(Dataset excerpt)
<<<<

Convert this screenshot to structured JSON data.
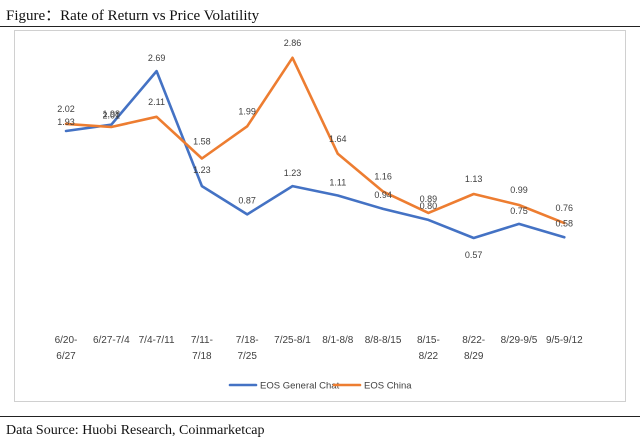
{
  "figure_title": "Figure：Rate of Return vs Price Volatility",
  "source_text": "Data Source: Huobi Research, Coinmarketcap",
  "chart_data": {
    "type": "line",
    "title": "",
    "xlabel": "",
    "ylabel": "",
    "categories": [
      [
        "6/20-",
        "6/27"
      ],
      [
        "6/27-7/4"
      ],
      [
        "7/4-7/11"
      ],
      [
        "7/11-",
        "7/18"
      ],
      [
        "7/18-",
        "7/25"
      ],
      [
        "7/25-8/1"
      ],
      [
        "8/1-8/8"
      ],
      [
        "8/8-8/15"
      ],
      [
        "8/15-",
        "8/22"
      ],
      [
        "8/22-",
        "8/29"
      ],
      [
        "8/29-9/5"
      ],
      [
        "9/5-9/12"
      ]
    ],
    "ylim": [
      -1.5,
      3.2
    ],
    "grid": false,
    "legend_position": "bottom",
    "series": [
      {
        "name": "EOS General Chat",
        "color": "#4472C4",
        "values": [
          1.93,
          2.01,
          2.69,
          1.23,
          0.87,
          1.23,
          1.11,
          0.94,
          0.8,
          0.57,
          0.75,
          0.58
        ],
        "labels": [
          "1.93",
          "2.01",
          "2.69",
          "1.23",
          "0.87",
          "1.23",
          "1.11",
          "0.94",
          "0.80",
          "0.57",
          "0.75",
          "0.58"
        ]
      },
      {
        "name": "EOS China",
        "color": "#ED7D31",
        "values": [
          2.02,
          1.98,
          2.11,
          1.58,
          1.99,
          2.86,
          1.64,
          1.16,
          0.89,
          1.13,
          0.99,
          0.76
        ],
        "labels": [
          "2.02",
          "1.98",
          "2.11",
          "1.58",
          "1.99",
          "2.86",
          "1.64",
          "1.16",
          "0.89",
          "1.13",
          "0.99",
          "0.76"
        ]
      }
    ]
  }
}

>>>>

Print every record above exactly as written, leaving out the pictures.

### [Problem solution]
Convert this screenshot to structured JSON data.
{
  "figure_title": "Figure：Rate of Return vs Price Volatility",
  "source_text": "Data Source: Huobi Research, Coinmarketcap",
  "chart_data": {
    "type": "line",
    "title": "",
    "xlabel": "",
    "ylabel": "",
    "categories": [
      [
        "6/20-",
        "6/27"
      ],
      [
        "6/27-7/4"
      ],
      [
        "7/4-7/11"
      ],
      [
        "7/11-",
        "7/18"
      ],
      [
        "7/18-",
        "7/25"
      ],
      [
        "7/25-8/1"
      ],
      [
        "8/1-8/8"
      ],
      [
        "8/8-8/15"
      ],
      [
        "8/15-",
        "8/22"
      ],
      [
        "8/22-",
        "8/29"
      ],
      [
        "8/29-9/5"
      ],
      [
        "9/5-9/12"
      ]
    ],
    "ylim": [
      -1.5,
      3.2
    ],
    "grid": false,
    "legend_position": "bottom",
    "series": [
      {
        "name": "EOS General Chat",
        "color": "#4472C4",
        "values": [
          1.93,
          2.01,
          2.69,
          1.23,
          0.87,
          1.23,
          1.11,
          0.94,
          0.8,
          0.57,
          0.75,
          0.58
        ],
        "labels": [
          "1.93",
          "2.01",
          "2.69",
          "1.23",
          "0.87",
          "1.23",
          "1.11",
          "0.94",
          "0.80",
          "0.57",
          "0.75",
          "0.58"
        ]
      },
      {
        "name": "EOS China",
        "color": "#ED7D31",
        "values": [
          2.02,
          1.98,
          2.11,
          1.58,
          1.99,
          2.86,
          1.64,
          1.16,
          0.89,
          1.13,
          0.99,
          0.76
        ],
        "labels": [
          "2.02",
          "1.98",
          "2.11",
          "1.58",
          "1.99",
          "2.86",
          "1.64",
          "1.16",
          "0.89",
          "1.13",
          "0.99",
          "0.76"
        ]
      }
    ]
  }
}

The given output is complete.